## BEGIN

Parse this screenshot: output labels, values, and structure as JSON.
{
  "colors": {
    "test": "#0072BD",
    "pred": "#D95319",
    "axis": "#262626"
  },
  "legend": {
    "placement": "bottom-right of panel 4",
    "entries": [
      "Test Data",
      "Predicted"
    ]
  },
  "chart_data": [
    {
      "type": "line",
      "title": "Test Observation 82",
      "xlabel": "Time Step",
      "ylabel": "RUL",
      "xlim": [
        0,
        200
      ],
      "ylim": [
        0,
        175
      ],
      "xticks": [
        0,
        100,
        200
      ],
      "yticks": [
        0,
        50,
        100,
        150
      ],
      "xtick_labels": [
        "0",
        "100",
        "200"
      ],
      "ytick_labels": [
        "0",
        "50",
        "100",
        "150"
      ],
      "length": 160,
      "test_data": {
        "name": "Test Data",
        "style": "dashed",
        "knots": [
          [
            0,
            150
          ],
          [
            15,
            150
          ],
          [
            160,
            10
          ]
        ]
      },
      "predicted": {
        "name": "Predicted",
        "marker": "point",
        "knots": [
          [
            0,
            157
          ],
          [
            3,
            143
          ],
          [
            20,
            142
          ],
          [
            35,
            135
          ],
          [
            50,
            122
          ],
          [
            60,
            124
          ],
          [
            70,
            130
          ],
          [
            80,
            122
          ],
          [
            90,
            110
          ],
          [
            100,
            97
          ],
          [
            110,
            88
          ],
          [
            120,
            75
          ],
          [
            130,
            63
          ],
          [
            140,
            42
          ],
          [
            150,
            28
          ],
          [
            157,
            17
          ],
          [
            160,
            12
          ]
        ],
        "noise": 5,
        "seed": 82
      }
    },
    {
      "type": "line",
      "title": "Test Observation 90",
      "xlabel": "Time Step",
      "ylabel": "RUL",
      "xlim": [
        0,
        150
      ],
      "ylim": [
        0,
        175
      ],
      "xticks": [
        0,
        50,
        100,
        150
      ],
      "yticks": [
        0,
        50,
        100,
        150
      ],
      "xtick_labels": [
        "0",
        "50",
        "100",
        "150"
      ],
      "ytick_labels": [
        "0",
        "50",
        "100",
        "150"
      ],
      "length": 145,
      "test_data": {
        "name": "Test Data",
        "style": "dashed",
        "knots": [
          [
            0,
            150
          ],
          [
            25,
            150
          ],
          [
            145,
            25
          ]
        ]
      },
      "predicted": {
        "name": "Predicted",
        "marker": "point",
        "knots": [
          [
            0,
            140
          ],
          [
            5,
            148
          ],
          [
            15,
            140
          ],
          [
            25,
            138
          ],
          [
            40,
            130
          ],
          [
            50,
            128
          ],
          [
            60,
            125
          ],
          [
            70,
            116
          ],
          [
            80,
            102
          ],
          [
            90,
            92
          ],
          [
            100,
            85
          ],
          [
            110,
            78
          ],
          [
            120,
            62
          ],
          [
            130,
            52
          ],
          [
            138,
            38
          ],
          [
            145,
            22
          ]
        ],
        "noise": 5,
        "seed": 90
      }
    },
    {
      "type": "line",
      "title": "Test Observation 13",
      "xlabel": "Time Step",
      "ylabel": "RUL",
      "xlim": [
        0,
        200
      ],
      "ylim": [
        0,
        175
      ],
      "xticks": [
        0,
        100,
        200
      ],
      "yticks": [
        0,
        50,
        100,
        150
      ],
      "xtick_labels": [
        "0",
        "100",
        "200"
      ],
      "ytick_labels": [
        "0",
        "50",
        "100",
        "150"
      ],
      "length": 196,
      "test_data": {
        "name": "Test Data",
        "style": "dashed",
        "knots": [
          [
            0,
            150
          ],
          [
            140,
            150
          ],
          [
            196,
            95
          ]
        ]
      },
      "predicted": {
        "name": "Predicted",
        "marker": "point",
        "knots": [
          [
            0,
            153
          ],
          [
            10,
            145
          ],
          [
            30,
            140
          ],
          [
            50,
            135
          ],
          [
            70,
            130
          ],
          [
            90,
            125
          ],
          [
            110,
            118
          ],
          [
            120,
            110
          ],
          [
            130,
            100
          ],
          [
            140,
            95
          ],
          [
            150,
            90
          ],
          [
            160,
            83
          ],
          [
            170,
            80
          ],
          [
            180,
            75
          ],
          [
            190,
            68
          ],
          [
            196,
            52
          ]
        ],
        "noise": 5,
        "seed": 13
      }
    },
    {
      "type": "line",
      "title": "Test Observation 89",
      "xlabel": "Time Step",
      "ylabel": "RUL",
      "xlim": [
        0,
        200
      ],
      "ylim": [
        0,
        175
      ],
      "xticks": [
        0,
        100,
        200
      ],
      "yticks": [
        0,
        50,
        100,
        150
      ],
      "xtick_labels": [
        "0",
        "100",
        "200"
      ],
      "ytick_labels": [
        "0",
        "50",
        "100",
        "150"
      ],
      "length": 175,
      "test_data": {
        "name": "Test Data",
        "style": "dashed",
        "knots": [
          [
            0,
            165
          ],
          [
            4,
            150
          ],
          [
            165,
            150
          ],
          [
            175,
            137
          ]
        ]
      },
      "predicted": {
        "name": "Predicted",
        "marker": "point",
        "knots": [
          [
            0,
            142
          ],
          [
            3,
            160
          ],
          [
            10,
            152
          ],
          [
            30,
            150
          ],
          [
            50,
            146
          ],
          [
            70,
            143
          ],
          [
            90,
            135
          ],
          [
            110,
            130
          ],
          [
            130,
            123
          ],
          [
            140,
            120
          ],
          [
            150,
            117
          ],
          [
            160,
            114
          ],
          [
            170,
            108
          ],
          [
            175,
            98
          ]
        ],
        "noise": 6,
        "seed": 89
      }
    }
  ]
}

## END

#### [WHAT TO DO]
Exactly reproduce every line of the data above.

#### [SOLVED EXERCISE]
Parse this screenshot: output labels, values, and structure as JSON.
{
  "colors": {
    "test": "#0072BD",
    "pred": "#D95319",
    "axis": "#262626"
  },
  "legend": {
    "placement": "bottom-right of panel 4",
    "entries": [
      "Test Data",
      "Predicted"
    ]
  },
  "chart_data": [
    {
      "type": "line",
      "title": "Test Observation 82",
      "xlabel": "Time Step",
      "ylabel": "RUL",
      "xlim": [
        0,
        200
      ],
      "ylim": [
        0,
        175
      ],
      "xticks": [
        0,
        100,
        200
      ],
      "yticks": [
        0,
        50,
        100,
        150
      ],
      "xtick_labels": [
        "0",
        "100",
        "200"
      ],
      "ytick_labels": [
        "0",
        "50",
        "100",
        "150"
      ],
      "length": 160,
      "test_data": {
        "name": "Test Data",
        "style": "dashed",
        "knots": [
          [
            0,
            150
          ],
          [
            15,
            150
          ],
          [
            160,
            10
          ]
        ]
      },
      "predicted": {
        "name": "Predicted",
        "marker": "point",
        "knots": [
          [
            0,
            157
          ],
          [
            3,
            143
          ],
          [
            20,
            142
          ],
          [
            35,
            135
          ],
          [
            50,
            122
          ],
          [
            60,
            124
          ],
          [
            70,
            130
          ],
          [
            80,
            122
          ],
          [
            90,
            110
          ],
          [
            100,
            97
          ],
          [
            110,
            88
          ],
          [
            120,
            75
          ],
          [
            130,
            63
          ],
          [
            140,
            42
          ],
          [
            150,
            28
          ],
          [
            157,
            17
          ],
          [
            160,
            12
          ]
        ],
        "noise": 5,
        "seed": 82
      }
    },
    {
      "type": "line",
      "title": "Test Observation 90",
      "xlabel": "Time Step",
      "ylabel": "RUL",
      "xlim": [
        0,
        150
      ],
      "ylim": [
        0,
        175
      ],
      "xticks": [
        0,
        50,
        100,
        150
      ],
      "yticks": [
        0,
        50,
        100,
        150
      ],
      "xtick_labels": [
        "0",
        "50",
        "100",
        "150"
      ],
      "ytick_labels": [
        "0",
        "50",
        "100",
        "150"
      ],
      "length": 145,
      "test_data": {
        "name": "Test Data",
        "style": "dashed",
        "knots": [
          [
            0,
            150
          ],
          [
            25,
            150
          ],
          [
            145,
            25
          ]
        ]
      },
      "predicted": {
        "name": "Predicted",
        "marker": "point",
        "knots": [
          [
            0,
            140
          ],
          [
            5,
            148
          ],
          [
            15,
            140
          ],
          [
            25,
            138
          ],
          [
            40,
            130
          ],
          [
            50,
            128
          ],
          [
            60,
            125
          ],
          [
            70,
            116
          ],
          [
            80,
            102
          ],
          [
            90,
            92
          ],
          [
            100,
            85
          ],
          [
            110,
            78
          ],
          [
            120,
            62
          ],
          [
            130,
            52
          ],
          [
            138,
            38
          ],
          [
            145,
            22
          ]
        ],
        "noise": 5,
        "seed": 90
      }
    },
    {
      "type": "line",
      "title": "Test Observation 13",
      "xlabel": "Time Step",
      "ylabel": "RUL",
      "xlim": [
        0,
        200
      ],
      "ylim": [
        0,
        175
      ],
      "xticks": [
        0,
        100,
        200
      ],
      "yticks": [
        0,
        50,
        100,
        150
      ],
      "xtick_labels": [
        "0",
        "100",
        "200"
      ],
      "ytick_labels": [
        "0",
        "50",
        "100",
        "150"
      ],
      "length": 196,
      "test_data": {
        "name": "Test Data",
        "style": "dashed",
        "knots": [
          [
            0,
            150
          ],
          [
            140,
            150
          ],
          [
            196,
            95
          ]
        ]
      },
      "predicted": {
        "name": "Predicted",
        "marker": "point",
        "knots": [
          [
            0,
            153
          ],
          [
            10,
            145
          ],
          [
            30,
            140
          ],
          [
            50,
            135
          ],
          [
            70,
            130
          ],
          [
            90,
            125
          ],
          [
            110,
            118
          ],
          [
            120,
            110
          ],
          [
            130,
            100
          ],
          [
            140,
            95
          ],
          [
            150,
            90
          ],
          [
            160,
            83
          ],
          [
            170,
            80
          ],
          [
            180,
            75
          ],
          [
            190,
            68
          ],
          [
            196,
            52
          ]
        ],
        "noise": 5,
        "seed": 13
      }
    },
    {
      "type": "line",
      "title": "Test Observation 89",
      "xlabel": "Time Step",
      "ylabel": "RUL",
      "xlim": [
        0,
        200
      ],
      "ylim": [
        0,
        175
      ],
      "xticks": [
        0,
        100,
        200
      ],
      "yticks": [
        0,
        50,
        100,
        150
      ],
      "xtick_labels": [
        "0",
        "100",
        "200"
      ],
      "ytick_labels": [
        "0",
        "50",
        "100",
        "150"
      ],
      "length": 175,
      "test_data": {
        "name": "Test Data",
        "style": "dashed",
        "knots": [
          [
            0,
            165
          ],
          [
            4,
            150
          ],
          [
            165,
            150
          ],
          [
            175,
            137
          ]
        ]
      },
      "predicted": {
        "name": "Predicted",
        "marker": "point",
        "knots": [
          [
            0,
            142
          ],
          [
            3,
            160
          ],
          [
            10,
            152
          ],
          [
            30,
            150
          ],
          [
            50,
            146
          ],
          [
            70,
            143
          ],
          [
            90,
            135
          ],
          [
            110,
            130
          ],
          [
            130,
            123
          ],
          [
            140,
            120
          ],
          [
            150,
            117
          ],
          [
            160,
            114
          ],
          [
            170,
            108
          ],
          [
            175,
            98
          ]
        ],
        "noise": 6,
        "seed": 89
      }
    }
  ]
}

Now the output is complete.